■ Given exercise
Retype the material that follows, keeping every word as it is.

■ Material for the task
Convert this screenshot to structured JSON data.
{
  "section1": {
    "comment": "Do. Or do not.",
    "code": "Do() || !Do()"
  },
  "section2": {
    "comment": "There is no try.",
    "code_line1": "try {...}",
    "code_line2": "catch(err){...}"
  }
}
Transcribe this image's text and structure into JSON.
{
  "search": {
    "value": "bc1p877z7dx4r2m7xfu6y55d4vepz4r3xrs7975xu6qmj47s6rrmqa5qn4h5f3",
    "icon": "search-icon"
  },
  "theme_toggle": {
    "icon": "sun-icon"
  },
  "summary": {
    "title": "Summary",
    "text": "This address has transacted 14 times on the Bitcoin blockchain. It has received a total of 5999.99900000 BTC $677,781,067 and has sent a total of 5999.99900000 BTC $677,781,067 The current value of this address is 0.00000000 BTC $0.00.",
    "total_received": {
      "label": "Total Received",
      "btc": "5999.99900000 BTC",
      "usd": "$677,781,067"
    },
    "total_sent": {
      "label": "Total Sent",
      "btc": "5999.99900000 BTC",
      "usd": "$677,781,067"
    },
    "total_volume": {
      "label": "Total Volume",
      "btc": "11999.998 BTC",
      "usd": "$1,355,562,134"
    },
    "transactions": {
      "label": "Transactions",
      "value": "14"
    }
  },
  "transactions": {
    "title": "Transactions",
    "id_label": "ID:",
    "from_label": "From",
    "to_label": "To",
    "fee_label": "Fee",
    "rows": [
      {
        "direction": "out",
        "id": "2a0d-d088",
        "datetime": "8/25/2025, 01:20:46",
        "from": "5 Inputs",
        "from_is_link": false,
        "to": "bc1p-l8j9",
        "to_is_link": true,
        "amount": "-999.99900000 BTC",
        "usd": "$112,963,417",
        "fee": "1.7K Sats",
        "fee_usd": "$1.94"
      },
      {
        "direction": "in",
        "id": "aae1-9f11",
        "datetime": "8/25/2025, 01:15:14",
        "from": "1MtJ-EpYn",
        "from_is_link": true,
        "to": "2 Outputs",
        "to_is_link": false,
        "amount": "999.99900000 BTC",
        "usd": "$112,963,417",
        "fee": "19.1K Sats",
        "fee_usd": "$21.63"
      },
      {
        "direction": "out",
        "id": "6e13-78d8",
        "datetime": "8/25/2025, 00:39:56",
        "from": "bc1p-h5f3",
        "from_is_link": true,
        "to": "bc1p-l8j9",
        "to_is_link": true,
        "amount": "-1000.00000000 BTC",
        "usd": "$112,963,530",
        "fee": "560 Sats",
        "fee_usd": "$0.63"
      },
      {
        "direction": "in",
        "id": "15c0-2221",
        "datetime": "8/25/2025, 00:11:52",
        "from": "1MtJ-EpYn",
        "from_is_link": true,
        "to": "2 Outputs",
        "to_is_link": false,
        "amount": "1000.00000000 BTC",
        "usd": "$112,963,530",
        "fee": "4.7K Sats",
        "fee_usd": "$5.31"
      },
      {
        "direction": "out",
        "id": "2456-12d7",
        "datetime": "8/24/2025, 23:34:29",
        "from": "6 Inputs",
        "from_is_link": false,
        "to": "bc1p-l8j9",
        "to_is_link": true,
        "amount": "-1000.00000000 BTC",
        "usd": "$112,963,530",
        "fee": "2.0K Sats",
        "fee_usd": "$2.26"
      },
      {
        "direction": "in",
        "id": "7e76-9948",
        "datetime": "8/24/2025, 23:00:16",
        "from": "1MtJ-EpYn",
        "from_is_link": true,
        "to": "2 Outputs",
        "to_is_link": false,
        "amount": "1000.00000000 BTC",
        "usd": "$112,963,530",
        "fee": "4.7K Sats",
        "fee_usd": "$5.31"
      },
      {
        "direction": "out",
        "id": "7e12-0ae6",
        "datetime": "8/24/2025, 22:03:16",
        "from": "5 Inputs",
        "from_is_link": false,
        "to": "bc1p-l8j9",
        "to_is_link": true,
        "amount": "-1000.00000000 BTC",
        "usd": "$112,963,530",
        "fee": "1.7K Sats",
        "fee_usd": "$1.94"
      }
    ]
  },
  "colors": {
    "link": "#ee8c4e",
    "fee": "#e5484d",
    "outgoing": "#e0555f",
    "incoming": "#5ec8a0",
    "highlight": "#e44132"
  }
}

■ Problem solution
Convert this screenshot to structured JSON data.
{
  "section1": {
    "comment": "Do. Or do not.",
    "code": "Do() || !Do()"
  },
  "section2": {
    "comment": "There is no try.",
    "code_line1": "try {...}",
    "code_line2": "catch(err){...}"
  }
}
Transcribe this image's text and structure into JSON.
{
  "search": {
    "value": "bc1p877z7dx4r2m7xfu6y55d4vepz4r3xrs7975xu6qmj47s6rrmqa5qn4h5f3",
    "icon": "search-icon"
  },
  "theme_toggle": {
    "icon": "sun-icon"
  },
  "summary": {
    "title": "Summary",
    "text": "This address has transacted 14 times on the Bitcoin blockchain. It has received a total of 5999.99900000 BTC $677,781,067 and has sent a total of 5999.99900000 BTC $677,781,067 The current value of this address is 0.00000000 BTC $0.00.",
    "total_received": {
      "label": "Total Received",
      "btc": "5999.99900000 BTC",
      "usd": "$677,781,067"
    },
    "total_sent": {
      "label": "Total Sent",
      "btc": "5999.99900000 BTC",
      "usd": "$677,781,067"
    },
    "total_volume": {
      "label": "Total Volume",
      "btc": "11999.998 BTC",
      "usd": "$1,355,562,134"
    },
    "transactions": {
      "label": "Transactions",
      "value": "14"
    }
  },
  "transactions": {
    "title": "Transactions",
    "id_label": "ID:",
    "from_label": "From",
    "to_label": "To",
    "fee_label": "Fee",
    "rows": [
      {
        "direction": "out",
        "id": "2a0d-d088",
        "datetime": "8/25/2025, 01:20:46",
        "from": "5 Inputs",
        "from_is_link": false,
        "to": "bc1p-l8j9",
        "to_is_link": true,
        "amount": "-999.99900000 BTC",
        "usd": "$112,963,417",
        "fee": "1.7K Sats",
        "fee_usd": "$1.94"
      },
      {
        "direction": "in",
        "id": "aae1-9f11",
        "datetime": "8/25/2025, 01:15:14",
        "from": "1MtJ-EpYn",
        "from_is_link": true,
        "to": "2 Outputs",
        "to_is_link": false,
        "amount": "999.99900000 BTC",
        "usd": "$112,963,417",
        "fee": "19.1K Sats",
        "fee_usd": "$21.63"
      },
      {
        "direction": "out",
        "id": "6e13-78d8",
        "datetime": "8/25/2025, 00:39:56",
        "from": "bc1p-h5f3",
        "from_is_link": true,
        "to": "bc1p-l8j9",
        "to_is_link": true,
        "amount": "-1000.00000000 BTC",
        "usd": "$112,963,530",
        "fee": "560 Sats",
        "fee_usd": "$0.63"
      },
      {
        "direction": "in",
        "id": "15c0-2221",
        "datetime": "8/25/2025, 00:11:52",
        "from": "1MtJ-EpYn",
        "from_is_link": true,
        "to": "2 Outputs",
        "to_is_link": false,
        "amount": "1000.00000000 BTC",
        "usd": "$112,963,530",
        "fee": "4.7K Sats",
        "fee_usd": "$5.31"
      },
      {
        "direction": "out",
        "id": "2456-12d7",
        "datetime": "8/24/2025, 23:34:29",
        "from": "6 Inputs",
        "from_is_link": false,
        "to": "bc1p-l8j9",
        "to_is_link": true,
        "amount": "-1000.00000000 BTC",
        "usd": "$112,963,530",
        "fee": "2.0K Sats",
        "fee_usd": "$2.26"
      },
      {
        "direction": "in",
        "id": "7e76-9948",
        "datetime": "8/24/2025, 23:00:16",
        "from": "1MtJ-EpYn",
        "from_is_link": true,
        "to": "2 Outputs",
        "to_is_link": false,
        "amount": "1000.00000000 BTC",
        "usd": "$112,963,530",
        "fee": "4.7K Sats",
        "fee_usd": "$5.31"
      },
      {
        "direction": "out",
        "id": "7e12-0ae6",
        "datetime": "8/24/2025, 22:03:16",
        "from": "5 Inputs",
        "from_is_link": false,
        "to": "bc1p-l8j9",
        "to_is_link": true,
        "amount": "-1000.00000000 BTC",
        "usd": "$112,963,530",
        "fee": "1.7K Sats",
        "fee_usd": "$1.94"
      }
    ]
  },
  "colors": {
    "link": "#ee8c4e",
    "fee": "#e5484d",
    "outgoing": "#e0555f",
    "incoming": "#5ec8a0",
    "highlight": "#e44132"
  }
}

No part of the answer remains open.